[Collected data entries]
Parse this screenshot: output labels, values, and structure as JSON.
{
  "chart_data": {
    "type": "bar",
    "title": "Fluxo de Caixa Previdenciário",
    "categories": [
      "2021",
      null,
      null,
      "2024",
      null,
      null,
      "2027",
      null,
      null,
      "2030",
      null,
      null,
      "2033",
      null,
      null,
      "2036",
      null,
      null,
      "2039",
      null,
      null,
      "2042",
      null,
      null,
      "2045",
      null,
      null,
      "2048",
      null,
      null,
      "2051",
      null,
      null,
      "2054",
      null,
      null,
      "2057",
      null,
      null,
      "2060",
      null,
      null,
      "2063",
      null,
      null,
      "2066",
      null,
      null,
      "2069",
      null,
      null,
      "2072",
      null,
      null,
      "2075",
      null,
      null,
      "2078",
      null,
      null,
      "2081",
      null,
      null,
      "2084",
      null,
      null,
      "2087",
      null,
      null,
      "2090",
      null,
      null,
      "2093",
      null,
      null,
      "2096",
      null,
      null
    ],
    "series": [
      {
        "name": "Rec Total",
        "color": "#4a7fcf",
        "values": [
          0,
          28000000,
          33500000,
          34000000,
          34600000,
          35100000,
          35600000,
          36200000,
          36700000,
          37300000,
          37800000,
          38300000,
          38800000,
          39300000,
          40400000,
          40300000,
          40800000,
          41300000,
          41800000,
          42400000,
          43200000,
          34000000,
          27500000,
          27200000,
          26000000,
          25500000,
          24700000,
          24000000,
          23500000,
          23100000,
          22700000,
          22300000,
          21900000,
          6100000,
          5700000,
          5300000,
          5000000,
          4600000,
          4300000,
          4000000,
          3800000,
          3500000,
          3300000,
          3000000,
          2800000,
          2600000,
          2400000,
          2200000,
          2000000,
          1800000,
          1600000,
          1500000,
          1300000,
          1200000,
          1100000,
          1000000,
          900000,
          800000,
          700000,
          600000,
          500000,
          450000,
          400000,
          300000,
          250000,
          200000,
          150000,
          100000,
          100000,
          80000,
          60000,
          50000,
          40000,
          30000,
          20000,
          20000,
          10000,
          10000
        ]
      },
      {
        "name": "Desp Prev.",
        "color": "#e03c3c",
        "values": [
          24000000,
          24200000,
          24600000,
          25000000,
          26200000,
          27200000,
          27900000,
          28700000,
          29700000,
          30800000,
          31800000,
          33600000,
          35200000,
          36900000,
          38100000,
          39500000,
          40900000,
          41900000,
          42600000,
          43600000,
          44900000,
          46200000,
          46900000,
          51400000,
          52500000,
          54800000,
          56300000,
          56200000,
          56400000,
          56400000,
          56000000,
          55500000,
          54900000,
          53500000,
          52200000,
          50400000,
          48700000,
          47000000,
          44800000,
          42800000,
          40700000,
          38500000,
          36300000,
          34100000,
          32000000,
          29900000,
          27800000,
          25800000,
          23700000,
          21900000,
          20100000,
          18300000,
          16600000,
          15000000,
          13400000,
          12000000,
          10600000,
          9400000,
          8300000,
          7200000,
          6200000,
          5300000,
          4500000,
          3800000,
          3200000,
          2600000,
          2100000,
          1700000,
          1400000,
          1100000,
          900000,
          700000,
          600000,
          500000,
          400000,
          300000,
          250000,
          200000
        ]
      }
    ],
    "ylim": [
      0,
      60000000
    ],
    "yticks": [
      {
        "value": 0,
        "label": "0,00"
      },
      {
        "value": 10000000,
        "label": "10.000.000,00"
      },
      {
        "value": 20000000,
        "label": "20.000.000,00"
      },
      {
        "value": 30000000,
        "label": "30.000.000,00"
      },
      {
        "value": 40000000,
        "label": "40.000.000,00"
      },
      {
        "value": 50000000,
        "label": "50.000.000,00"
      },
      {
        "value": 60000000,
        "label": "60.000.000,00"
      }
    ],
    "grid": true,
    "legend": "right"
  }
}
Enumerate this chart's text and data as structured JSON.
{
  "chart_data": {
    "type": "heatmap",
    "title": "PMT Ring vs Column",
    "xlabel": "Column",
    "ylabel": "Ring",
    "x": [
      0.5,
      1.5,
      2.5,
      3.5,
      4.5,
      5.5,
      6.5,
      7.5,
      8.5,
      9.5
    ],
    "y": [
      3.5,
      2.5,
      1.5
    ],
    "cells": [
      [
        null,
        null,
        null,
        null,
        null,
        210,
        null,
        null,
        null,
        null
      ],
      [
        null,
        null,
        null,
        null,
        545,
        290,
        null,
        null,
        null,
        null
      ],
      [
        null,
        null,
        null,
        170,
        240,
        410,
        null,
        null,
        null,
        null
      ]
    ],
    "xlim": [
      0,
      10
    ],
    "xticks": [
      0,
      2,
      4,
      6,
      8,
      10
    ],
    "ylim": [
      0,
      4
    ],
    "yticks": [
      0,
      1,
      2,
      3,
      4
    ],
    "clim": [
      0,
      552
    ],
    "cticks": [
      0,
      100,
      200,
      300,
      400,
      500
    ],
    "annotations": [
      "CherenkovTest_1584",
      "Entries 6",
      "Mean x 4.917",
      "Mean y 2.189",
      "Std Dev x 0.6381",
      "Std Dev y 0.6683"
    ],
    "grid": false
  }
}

PROBLEM DETAILS: Return all the data above once more, precisely as given.

WRITTEN ANSWER:
Parse this screenshot: output labels, values, and structure as JSON.
{
  "chart_data": {
    "type": "bar",
    "title": "Fluxo de Caixa Previdenciário",
    "categories": [
      "2021",
      null,
      null,
      "2024",
      null,
      null,
      "2027",
      null,
      null,
      "2030",
      null,
      null,
      "2033",
      null,
      null,
      "2036",
      null,
      null,
      "2039",
      null,
      null,
      "2042",
      null,
      null,
      "2045",
      null,
      null,
      "2048",
      null,
      null,
      "2051",
      null,
      null,
      "2054",
      null,
      null,
      "2057",
      null,
      null,
      "2060",
      null,
      null,
      "2063",
      null,
      null,
      "2066",
      null,
      null,
      "2069",
      null,
      null,
      "2072",
      null,
      null,
      "2075",
      null,
      null,
      "2078",
      null,
      null,
      "2081",
      null,
      null,
      "2084",
      null,
      null,
      "2087",
      null,
      null,
      "2090",
      null,
      null,
      "2093",
      null,
      null,
      "2096",
      null,
      null
    ],
    "series": [
      {
        "name": "Rec Total",
        "color": "#4a7fcf",
        "values": [
          0,
          28000000,
          33500000,
          34000000,
          34600000,
          35100000,
          35600000,
          36200000,
          36700000,
          37300000,
          37800000,
          38300000,
          38800000,
          39300000,
          40400000,
          40300000,
          40800000,
          41300000,
          41800000,
          42400000,
          43200000,
          34000000,
          27500000,
          27200000,
          26000000,
          25500000,
          24700000,
          24000000,
          23500000,
          23100000,
          22700000,
          22300000,
          21900000,
          6100000,
          5700000,
          5300000,
          5000000,
          4600000,
          4300000,
          4000000,
          3800000,
          3500000,
          3300000,
          3000000,
          2800000,
          2600000,
          2400000,
          2200000,
          2000000,
          1800000,
          1600000,
          1500000,
          1300000,
          1200000,
          1100000,
          1000000,
          900000,
          800000,
          700000,
          600000,
          500000,
          450000,
          400000,
          300000,
          250000,
          200000,
          150000,
          100000,
          100000,
          80000,
          60000,
          50000,
          40000,
          30000,
          20000,
          20000,
          10000,
          10000
        ]
      },
      {
        "name": "Desp Prev.",
        "color": "#e03c3c",
        "values": [
          24000000,
          24200000,
          24600000,
          25000000,
          26200000,
          27200000,
          27900000,
          28700000,
          29700000,
          30800000,
          31800000,
          33600000,
          35200000,
          36900000,
          38100000,
          39500000,
          40900000,
          41900000,
          42600000,
          43600000,
          44900000,
          46200000,
          46900000,
          51400000,
          52500000,
          54800000,
          56300000,
          56200000,
          56400000,
          56400000,
          56000000,
          55500000,
          54900000,
          53500000,
          52200000,
          50400000,
          48700000,
          47000000,
          44800000,
          42800000,
          40700000,
          38500000,
          36300000,
          34100000,
          32000000,
          29900000,
          27800000,
          25800000,
          23700000,
          21900000,
          20100000,
          18300000,
          16600000,
          15000000,
          13400000,
          12000000,
          10600000,
          9400000,
          8300000,
          7200000,
          6200000,
          5300000,
          4500000,
          3800000,
          3200000,
          2600000,
          2100000,
          1700000,
          1400000,
          1100000,
          900000,
          700000,
          600000,
          500000,
          400000,
          300000,
          250000,
          200000
        ]
      }
    ],
    "ylim": [
      0,
      60000000
    ],
    "yticks": [
      {
        "value": 0,
        "label": "0,00"
      },
      {
        "value": 10000000,
        "label": "10.000.000,00"
      },
      {
        "value": 20000000,
        "label": "20.000.000,00"
      },
      {
        "value": 30000000,
        "label": "30.000.000,00"
      },
      {
        "value": 40000000,
        "label": "40.000.000,00"
      },
      {
        "value": 50000000,
        "label": "50.000.000,00"
      },
      {
        "value": 60000000,
        "label": "60.000.000,00"
      }
    ],
    "grid": true,
    "legend": "right"
  }
}
Enumerate this chart's text and data as structured JSON.
{
  "chart_data": {
    "type": "heatmap",
    "title": "PMT Ring vs Column",
    "xlabel": "Column",
    "ylabel": "Ring",
    "x": [
      0.5,
      1.5,
      2.5,
      3.5,
      4.5,
      5.5,
      6.5,
      7.5,
      8.5,
      9.5
    ],
    "y": [
      3.5,
      2.5,
      1.5
    ],
    "cells": [
      [
        null,
        null,
        null,
        null,
        null,
        210,
        null,
        null,
        null,
        null
      ],
      [
        null,
        null,
        null,
        null,
        545,
        290,
        null,
        null,
        null,
        null
      ],
      [
        null,
        null,
        null,
        170,
        240,
        410,
        null,
        null,
        null,
        null
      ]
    ],
    "xlim": [
      0,
      10
    ],
    "xticks": [
      0,
      2,
      4,
      6,
      8,
      10
    ],
    "ylim": [
      0,
      4
    ],
    "yticks": [
      0,
      1,
      2,
      3,
      4
    ],
    "clim": [
      0,
      552
    ],
    "cticks": [
      0,
      100,
      200,
      300,
      400,
      500
    ],
    "annotations": [
      "CherenkovTest_1584",
      "Entries 6",
      "Mean x 4.917",
      "Mean y 2.189",
      "Std Dev x 0.6381",
      "Std Dev y 0.6683"
    ],
    "grid": false
  }
}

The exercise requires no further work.